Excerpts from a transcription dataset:
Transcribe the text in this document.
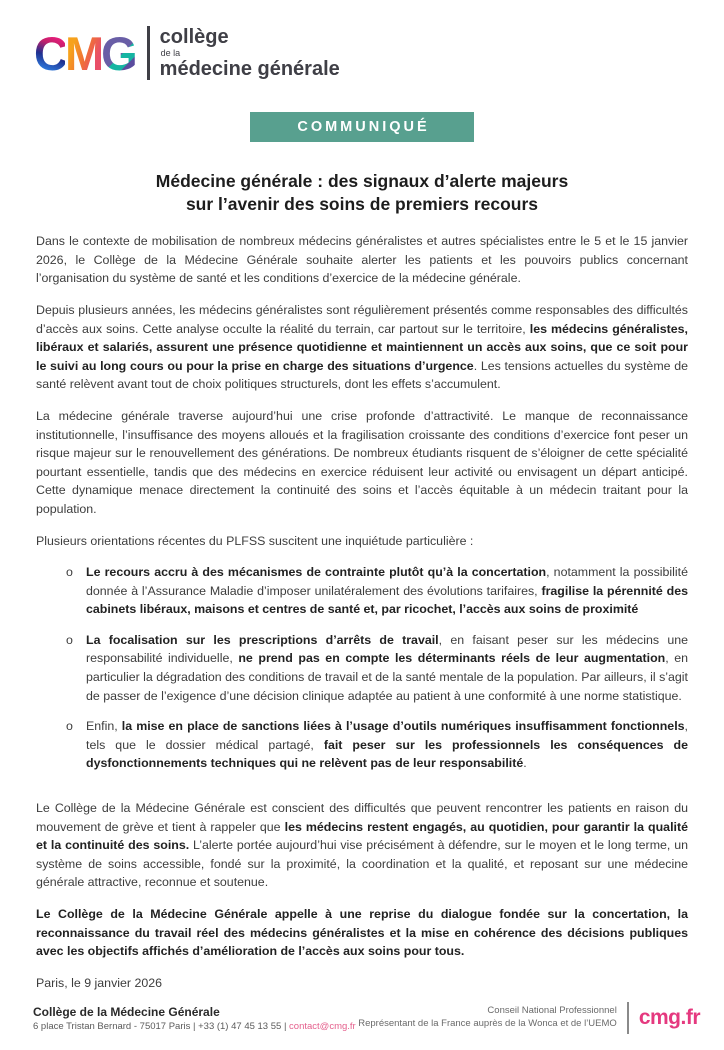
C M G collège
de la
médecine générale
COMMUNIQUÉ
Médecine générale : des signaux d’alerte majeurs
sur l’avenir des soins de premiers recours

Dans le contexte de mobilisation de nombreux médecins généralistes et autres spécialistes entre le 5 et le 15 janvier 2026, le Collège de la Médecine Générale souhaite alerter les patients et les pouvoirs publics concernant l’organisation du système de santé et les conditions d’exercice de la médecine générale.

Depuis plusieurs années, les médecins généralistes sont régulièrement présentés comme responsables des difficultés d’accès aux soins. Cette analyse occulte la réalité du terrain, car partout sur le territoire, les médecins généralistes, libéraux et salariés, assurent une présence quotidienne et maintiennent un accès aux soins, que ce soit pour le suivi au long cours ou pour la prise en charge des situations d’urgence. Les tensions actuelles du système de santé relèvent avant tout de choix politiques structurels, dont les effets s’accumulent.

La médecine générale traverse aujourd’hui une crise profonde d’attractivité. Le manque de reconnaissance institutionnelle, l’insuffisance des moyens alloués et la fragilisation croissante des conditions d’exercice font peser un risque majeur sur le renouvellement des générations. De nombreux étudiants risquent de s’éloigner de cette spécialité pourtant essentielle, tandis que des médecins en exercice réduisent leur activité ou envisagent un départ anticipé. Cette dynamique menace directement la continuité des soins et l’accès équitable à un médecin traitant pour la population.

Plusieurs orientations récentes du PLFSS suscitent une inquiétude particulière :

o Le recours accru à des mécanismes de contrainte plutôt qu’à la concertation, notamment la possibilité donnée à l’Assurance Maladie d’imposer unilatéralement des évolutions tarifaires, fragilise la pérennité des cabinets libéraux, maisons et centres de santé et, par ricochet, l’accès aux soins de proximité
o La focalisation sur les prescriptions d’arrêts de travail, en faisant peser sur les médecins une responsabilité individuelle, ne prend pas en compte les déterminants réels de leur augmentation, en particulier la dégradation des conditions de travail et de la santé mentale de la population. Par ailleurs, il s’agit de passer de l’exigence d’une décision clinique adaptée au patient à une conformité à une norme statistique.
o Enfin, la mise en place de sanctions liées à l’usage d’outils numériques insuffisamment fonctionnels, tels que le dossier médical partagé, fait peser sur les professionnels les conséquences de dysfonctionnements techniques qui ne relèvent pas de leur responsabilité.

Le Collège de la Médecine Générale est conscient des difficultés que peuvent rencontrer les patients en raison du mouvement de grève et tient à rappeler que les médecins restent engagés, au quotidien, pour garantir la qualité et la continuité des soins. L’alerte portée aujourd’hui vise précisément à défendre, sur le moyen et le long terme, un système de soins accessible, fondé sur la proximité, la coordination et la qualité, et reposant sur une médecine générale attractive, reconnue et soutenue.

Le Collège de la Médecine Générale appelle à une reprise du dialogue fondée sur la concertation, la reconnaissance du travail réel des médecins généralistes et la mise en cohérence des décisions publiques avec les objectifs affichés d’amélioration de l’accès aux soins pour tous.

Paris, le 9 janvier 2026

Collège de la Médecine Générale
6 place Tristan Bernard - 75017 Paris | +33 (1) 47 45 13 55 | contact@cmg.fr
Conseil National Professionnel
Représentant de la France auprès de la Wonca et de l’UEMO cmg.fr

→ TASK: Return every record exactly. Pictures stay out.

→ SOLVED EXERCISE:
Transcribe the text in this document.
C M G collège
de la
médecine générale
COMMUNIQUÉ
Médecine générale : des signaux d’alerte majeurs
sur l’avenir des soins de premiers recours

Dans le contexte de mobilisation de nombreux médecins généralistes et autres spécialistes entre le 5 et le 15 janvier 2026, le Collège de la Médecine Générale souhaite alerter les patients et les pouvoirs publics concernant l’organisation du système de santé et les conditions d’exercice de la médecine générale.

Depuis plusieurs années, les médecins généralistes sont régulièrement présentés comme responsables des difficultés d’accès aux soins. Cette analyse occulte la réalité du terrain, car partout sur le territoire, les médecins généralistes, libéraux et salariés, assurent une présence quotidienne et maintiennent un accès aux soins, que ce soit pour le suivi au long cours ou pour la prise en charge des situations d’urgence. Les tensions actuelles du système de santé relèvent avant tout de choix politiques structurels, dont les effets s’accumulent.

La médecine générale traverse aujourd’hui une crise profonde d’attractivité. Le manque de reconnaissance institutionnelle, l’insuffisance des moyens alloués et la fragilisation croissante des conditions d’exercice font peser un risque majeur sur le renouvellement des générations. De nombreux étudiants risquent de s’éloigner de cette spécialité pourtant essentielle, tandis que des médecins en exercice réduisent leur activité ou envisagent un départ anticipé. Cette dynamique menace directement la continuité des soins et l’accès équitable à un médecin traitant pour la population.

Plusieurs orientations récentes du PLFSS suscitent une inquiétude particulière :

o Le recours accru à des mécanismes de contrainte plutôt qu’à la concertation, notamment la possibilité donnée à l’Assurance Maladie d’imposer unilatéralement des évolutions tarifaires, fragilise la pérennité des cabinets libéraux, maisons et centres de santé et, par ricochet, l’accès aux soins de proximité
o La focalisation sur les prescriptions d’arrêts de travail, en faisant peser sur les médecins une responsabilité individuelle, ne prend pas en compte les déterminants réels de leur augmentation, en particulier la dégradation des conditions de travail et de la santé mentale de la population. Par ailleurs, il s’agit de passer de l’exigence d’une décision clinique adaptée au patient à une conformité à une norme statistique.
o Enfin, la mise en place de sanctions liées à l’usage d’outils numériques insuffisamment fonctionnels, tels que le dossier médical partagé, fait peser sur les professionnels les conséquences de dysfonctionnements techniques qui ne relèvent pas de leur responsabilité.

Le Collège de la Médecine Générale est conscient des difficultés que peuvent rencontrer les patients en raison du mouvement de grève et tient à rappeler que les médecins restent engagés, au quotidien, pour garantir la qualité et la continuité des soins. L’alerte portée aujourd’hui vise précisément à défendre, sur le moyen et le long terme, un système de soins accessible, fondé sur la proximité, la coordination et la qualité, et reposant sur une médecine générale attractive, reconnue et soutenue.

Le Collège de la Médecine Générale appelle à une reprise du dialogue fondée sur la concertation, la reconnaissance du travail réel des médecins généralistes et la mise en cohérence des décisions publiques avec les objectifs affichés d’amélioration de l’accès aux soins pour tous.

Paris, le 9 janvier 2026

Collège de la Médecine Générale
6 place Tristan Bernard - 75017 Paris | +33 (1) 47 45 13 55 | contact@cmg.fr
Conseil National Professionnel
Représentant de la France auprès de la Wonca et de l’UEMO cmg.fr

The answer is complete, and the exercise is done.